For each line of the data below that holds "n大人でありたい", copy the line.

(Items from a figure collection)
— START —
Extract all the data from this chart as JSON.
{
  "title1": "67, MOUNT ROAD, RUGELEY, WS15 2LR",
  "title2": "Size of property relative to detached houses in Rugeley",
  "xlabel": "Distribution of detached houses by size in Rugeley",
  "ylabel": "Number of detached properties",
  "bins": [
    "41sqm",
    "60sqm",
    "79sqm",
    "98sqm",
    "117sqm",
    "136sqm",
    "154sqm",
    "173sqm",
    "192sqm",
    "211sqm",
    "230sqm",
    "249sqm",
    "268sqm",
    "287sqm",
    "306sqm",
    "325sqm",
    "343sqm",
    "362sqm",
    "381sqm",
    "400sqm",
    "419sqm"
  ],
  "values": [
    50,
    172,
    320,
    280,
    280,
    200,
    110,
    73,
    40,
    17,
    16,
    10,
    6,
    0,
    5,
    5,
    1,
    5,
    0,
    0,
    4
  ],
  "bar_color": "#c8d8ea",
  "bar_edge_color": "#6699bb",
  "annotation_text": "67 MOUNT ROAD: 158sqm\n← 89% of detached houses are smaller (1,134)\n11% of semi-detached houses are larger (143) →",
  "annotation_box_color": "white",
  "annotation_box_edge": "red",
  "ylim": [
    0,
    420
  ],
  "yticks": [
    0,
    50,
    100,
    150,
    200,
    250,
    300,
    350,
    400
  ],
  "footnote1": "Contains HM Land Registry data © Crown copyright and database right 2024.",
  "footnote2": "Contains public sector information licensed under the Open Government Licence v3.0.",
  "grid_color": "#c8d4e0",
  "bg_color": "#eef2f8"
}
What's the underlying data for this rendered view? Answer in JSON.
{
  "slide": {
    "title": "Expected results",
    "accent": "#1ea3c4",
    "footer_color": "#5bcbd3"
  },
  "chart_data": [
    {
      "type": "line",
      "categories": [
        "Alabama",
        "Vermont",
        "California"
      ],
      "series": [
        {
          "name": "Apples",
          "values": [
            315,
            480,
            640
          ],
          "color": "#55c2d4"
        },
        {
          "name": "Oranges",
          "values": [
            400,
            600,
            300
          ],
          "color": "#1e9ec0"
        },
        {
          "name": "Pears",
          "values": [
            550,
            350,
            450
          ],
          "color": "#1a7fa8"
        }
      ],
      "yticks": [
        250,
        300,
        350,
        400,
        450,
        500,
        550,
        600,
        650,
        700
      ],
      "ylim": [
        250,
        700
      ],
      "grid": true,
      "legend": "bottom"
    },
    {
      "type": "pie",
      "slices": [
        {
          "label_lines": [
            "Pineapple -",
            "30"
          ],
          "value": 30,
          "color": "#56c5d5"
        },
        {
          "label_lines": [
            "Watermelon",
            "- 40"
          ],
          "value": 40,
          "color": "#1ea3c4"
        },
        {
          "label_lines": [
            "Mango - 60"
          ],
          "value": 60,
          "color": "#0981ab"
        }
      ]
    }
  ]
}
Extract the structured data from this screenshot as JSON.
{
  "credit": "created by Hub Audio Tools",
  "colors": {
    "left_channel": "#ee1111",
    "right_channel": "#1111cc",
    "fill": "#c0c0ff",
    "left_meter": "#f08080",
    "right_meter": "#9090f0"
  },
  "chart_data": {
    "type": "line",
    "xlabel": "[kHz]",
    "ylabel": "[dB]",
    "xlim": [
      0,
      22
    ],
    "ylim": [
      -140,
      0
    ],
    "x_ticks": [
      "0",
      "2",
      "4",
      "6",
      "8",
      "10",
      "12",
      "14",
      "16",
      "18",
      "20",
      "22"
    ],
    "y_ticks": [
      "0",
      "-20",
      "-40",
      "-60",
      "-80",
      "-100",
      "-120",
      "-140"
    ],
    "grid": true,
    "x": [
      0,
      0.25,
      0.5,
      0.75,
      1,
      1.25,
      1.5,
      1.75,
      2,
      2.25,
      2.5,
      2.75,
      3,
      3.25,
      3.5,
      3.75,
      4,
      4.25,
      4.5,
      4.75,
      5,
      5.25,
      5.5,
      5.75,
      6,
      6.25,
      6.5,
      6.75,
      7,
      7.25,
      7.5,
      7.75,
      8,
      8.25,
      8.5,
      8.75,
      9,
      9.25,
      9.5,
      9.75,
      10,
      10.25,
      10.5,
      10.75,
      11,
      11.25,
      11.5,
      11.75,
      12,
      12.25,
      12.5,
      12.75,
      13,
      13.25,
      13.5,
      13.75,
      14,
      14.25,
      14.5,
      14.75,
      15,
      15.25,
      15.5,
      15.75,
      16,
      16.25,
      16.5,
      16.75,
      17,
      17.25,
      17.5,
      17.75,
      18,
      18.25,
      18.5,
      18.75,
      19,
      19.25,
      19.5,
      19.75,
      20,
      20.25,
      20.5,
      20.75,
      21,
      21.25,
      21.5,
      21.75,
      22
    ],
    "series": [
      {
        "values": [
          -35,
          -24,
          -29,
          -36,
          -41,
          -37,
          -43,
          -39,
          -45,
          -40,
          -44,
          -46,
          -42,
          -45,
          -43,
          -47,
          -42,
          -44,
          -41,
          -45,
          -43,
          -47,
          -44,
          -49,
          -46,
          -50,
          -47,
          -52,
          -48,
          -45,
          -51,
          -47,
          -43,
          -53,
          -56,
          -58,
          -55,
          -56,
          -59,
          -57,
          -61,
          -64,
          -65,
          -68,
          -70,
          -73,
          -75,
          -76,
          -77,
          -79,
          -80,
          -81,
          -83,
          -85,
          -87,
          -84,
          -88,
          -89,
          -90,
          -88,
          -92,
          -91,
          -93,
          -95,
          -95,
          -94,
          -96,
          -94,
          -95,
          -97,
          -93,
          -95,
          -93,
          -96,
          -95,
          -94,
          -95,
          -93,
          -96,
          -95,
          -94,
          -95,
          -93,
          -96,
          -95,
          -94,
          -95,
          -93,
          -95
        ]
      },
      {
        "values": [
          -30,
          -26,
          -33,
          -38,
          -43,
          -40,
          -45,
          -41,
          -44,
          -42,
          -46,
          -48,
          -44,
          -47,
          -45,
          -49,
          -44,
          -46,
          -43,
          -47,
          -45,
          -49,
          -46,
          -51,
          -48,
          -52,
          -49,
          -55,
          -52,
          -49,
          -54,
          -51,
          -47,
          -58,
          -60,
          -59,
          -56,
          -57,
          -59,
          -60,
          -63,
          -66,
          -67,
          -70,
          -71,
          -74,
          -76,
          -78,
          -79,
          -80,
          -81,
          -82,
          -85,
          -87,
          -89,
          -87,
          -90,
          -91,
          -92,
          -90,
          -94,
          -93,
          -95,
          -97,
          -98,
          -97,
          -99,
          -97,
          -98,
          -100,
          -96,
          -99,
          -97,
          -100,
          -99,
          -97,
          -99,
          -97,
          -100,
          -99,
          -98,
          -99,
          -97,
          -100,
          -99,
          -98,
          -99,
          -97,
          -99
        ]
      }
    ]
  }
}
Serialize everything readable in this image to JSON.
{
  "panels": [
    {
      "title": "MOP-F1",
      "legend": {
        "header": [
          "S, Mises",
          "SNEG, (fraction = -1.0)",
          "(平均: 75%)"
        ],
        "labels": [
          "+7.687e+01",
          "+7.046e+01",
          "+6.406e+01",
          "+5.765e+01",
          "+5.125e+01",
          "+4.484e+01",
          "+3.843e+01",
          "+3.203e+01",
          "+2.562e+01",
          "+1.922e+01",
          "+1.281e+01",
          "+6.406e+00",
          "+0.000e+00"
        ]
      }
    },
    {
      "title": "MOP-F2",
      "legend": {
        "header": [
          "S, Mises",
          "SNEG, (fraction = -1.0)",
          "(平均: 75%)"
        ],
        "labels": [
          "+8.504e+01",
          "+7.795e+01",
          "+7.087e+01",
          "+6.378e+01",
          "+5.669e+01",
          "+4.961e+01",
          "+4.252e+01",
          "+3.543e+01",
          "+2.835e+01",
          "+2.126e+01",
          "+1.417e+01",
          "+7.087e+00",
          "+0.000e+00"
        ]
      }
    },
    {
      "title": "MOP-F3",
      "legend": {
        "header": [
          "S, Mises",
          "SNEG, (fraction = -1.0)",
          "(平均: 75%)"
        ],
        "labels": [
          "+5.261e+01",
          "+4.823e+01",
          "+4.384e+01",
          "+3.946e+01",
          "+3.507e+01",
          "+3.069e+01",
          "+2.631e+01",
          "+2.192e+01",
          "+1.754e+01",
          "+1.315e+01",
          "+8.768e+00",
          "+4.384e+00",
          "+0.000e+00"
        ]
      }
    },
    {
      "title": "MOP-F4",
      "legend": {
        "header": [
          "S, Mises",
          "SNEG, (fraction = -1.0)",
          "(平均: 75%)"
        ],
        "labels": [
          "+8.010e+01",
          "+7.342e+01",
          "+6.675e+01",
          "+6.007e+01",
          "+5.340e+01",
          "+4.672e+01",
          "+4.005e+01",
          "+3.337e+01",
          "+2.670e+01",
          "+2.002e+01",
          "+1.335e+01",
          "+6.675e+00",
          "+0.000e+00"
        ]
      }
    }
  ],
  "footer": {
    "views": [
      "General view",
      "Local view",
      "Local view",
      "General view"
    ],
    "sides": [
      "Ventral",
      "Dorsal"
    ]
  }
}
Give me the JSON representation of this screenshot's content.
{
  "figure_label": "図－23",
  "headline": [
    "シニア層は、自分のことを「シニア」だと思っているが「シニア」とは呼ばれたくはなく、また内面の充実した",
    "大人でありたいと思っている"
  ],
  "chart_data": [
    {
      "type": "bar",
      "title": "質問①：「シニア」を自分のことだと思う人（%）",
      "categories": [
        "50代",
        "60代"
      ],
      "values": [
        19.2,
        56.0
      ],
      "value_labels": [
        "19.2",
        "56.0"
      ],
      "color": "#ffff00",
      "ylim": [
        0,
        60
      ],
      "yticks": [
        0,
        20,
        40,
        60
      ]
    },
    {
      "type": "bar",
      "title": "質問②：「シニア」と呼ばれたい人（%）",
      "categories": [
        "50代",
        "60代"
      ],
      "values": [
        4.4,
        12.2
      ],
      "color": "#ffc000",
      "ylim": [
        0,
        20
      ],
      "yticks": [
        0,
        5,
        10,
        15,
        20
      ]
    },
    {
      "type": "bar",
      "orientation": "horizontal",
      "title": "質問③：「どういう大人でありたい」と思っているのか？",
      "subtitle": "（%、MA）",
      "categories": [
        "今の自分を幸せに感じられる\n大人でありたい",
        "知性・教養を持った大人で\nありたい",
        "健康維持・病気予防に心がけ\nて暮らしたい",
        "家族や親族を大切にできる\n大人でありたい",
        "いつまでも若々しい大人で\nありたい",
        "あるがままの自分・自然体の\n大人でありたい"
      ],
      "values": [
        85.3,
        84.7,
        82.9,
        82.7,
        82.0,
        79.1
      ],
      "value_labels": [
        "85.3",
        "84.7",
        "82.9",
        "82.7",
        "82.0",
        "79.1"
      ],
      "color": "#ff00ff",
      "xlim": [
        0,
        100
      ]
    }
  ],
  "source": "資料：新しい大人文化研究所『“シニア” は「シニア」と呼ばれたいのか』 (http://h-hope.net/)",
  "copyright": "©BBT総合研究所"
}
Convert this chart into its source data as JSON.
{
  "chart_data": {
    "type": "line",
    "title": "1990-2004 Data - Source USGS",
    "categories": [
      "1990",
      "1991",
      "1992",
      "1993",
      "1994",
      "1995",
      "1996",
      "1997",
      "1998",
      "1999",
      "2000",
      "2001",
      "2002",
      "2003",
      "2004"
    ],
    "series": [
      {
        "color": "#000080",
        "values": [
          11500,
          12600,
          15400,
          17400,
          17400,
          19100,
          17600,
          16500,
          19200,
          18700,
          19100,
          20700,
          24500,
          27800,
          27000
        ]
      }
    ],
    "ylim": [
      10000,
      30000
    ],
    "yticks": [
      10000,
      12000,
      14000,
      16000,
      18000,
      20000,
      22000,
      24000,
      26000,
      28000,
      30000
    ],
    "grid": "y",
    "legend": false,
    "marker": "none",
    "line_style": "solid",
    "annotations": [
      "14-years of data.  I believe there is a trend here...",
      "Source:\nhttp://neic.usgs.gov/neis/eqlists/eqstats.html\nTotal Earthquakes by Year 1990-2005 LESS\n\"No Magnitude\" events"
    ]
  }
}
— END —
SOLUTION –
        "今の自分を幸せに感じられる\n大人でありたい",
        "家族や親族を大切にできる\n大人でありたい",
        "あるがままの自分・自然体の\n大人でありたい"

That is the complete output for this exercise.